- **Task to complete**: Provide only the number of lines where "وعلى" occurs.

══════════

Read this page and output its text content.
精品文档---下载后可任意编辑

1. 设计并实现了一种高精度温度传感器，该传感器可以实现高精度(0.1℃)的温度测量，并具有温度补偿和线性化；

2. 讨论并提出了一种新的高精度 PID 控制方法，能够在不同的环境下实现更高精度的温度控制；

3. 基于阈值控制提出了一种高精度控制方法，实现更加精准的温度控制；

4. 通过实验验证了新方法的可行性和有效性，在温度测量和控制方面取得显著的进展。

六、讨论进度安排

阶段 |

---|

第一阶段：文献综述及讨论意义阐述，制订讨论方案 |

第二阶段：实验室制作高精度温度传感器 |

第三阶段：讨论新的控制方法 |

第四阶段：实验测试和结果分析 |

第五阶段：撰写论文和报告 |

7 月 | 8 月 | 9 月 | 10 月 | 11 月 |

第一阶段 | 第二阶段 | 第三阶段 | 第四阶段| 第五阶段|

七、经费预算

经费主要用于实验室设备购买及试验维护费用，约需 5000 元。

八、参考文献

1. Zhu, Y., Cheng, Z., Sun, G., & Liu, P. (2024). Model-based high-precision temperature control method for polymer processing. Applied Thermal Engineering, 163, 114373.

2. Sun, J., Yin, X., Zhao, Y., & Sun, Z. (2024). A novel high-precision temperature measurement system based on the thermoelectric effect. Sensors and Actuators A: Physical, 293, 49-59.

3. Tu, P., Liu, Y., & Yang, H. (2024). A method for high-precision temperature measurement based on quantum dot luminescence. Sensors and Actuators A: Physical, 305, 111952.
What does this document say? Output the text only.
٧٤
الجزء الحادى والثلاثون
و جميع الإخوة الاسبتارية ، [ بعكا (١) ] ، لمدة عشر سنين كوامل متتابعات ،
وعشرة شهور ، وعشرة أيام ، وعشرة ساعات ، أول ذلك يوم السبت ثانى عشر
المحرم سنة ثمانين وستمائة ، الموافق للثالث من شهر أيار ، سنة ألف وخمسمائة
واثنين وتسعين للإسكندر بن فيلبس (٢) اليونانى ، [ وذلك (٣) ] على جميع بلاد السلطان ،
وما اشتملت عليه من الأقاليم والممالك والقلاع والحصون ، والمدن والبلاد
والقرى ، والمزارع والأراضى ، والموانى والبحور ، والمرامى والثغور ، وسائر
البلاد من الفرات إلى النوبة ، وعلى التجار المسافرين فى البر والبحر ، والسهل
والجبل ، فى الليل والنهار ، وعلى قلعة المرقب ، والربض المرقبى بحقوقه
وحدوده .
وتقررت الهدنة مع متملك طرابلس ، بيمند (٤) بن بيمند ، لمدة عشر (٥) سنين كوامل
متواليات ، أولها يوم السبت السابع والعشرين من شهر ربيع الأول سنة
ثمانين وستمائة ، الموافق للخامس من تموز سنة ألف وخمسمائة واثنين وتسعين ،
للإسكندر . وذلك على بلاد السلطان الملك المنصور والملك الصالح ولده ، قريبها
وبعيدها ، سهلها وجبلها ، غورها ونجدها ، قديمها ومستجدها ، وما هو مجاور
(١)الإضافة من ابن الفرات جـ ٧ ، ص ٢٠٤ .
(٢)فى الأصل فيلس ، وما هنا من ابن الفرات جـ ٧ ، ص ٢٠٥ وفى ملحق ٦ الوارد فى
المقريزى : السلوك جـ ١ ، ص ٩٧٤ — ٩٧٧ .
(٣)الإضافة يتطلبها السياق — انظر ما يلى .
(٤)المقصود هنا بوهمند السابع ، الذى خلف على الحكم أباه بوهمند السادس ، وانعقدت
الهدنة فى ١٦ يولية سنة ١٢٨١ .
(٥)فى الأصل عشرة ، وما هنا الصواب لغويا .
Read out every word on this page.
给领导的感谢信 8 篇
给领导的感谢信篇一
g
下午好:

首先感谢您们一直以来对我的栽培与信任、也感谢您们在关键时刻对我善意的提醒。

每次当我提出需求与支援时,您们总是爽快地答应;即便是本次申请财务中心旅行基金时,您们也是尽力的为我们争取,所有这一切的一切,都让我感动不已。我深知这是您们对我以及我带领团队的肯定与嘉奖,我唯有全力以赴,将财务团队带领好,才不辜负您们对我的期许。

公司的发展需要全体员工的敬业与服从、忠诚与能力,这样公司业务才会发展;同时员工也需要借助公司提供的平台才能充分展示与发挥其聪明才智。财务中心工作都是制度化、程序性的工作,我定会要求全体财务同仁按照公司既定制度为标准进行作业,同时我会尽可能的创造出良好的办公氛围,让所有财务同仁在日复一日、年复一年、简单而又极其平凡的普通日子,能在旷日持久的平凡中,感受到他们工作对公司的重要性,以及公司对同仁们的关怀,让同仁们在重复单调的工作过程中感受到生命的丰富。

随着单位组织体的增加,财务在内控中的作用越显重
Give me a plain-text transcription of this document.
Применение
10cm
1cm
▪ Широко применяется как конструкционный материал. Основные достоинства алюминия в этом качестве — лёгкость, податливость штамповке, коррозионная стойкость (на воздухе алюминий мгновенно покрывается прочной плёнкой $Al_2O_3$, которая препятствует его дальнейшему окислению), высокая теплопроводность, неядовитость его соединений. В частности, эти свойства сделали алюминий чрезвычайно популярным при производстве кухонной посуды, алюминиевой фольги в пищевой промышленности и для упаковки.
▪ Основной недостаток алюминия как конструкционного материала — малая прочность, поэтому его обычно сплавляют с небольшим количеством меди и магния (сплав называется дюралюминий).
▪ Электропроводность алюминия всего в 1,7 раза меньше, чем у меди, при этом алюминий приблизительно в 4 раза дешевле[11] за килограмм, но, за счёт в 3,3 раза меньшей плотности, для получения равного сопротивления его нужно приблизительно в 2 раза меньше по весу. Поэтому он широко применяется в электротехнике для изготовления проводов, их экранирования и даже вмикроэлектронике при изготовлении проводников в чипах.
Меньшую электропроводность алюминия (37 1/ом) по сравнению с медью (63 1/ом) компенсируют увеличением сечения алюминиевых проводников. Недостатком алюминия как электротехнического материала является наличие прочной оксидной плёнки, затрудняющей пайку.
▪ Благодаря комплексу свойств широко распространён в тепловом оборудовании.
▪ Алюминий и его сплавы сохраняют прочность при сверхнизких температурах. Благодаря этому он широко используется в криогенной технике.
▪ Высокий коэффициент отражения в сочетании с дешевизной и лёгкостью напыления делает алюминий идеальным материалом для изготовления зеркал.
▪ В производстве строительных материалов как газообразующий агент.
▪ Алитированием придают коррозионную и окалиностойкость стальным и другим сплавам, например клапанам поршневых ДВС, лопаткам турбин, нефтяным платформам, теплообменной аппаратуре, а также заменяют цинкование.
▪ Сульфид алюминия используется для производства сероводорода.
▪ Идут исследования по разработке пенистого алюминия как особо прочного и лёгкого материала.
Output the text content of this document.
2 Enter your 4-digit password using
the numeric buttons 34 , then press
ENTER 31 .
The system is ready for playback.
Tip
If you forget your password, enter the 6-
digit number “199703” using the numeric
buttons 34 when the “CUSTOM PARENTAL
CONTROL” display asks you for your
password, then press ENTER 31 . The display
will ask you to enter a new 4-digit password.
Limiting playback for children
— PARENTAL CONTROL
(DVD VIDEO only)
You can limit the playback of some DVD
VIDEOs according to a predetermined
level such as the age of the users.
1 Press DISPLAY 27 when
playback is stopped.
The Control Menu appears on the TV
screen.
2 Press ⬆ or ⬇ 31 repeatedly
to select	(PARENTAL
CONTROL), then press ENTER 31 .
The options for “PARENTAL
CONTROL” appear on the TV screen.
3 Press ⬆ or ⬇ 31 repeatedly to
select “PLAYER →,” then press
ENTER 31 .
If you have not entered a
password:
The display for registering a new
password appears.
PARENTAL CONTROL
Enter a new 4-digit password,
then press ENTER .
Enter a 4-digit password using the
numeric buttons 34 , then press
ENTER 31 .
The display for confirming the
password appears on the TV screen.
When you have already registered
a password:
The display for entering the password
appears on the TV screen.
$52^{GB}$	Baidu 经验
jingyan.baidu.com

══════════

- **Written answer**: 2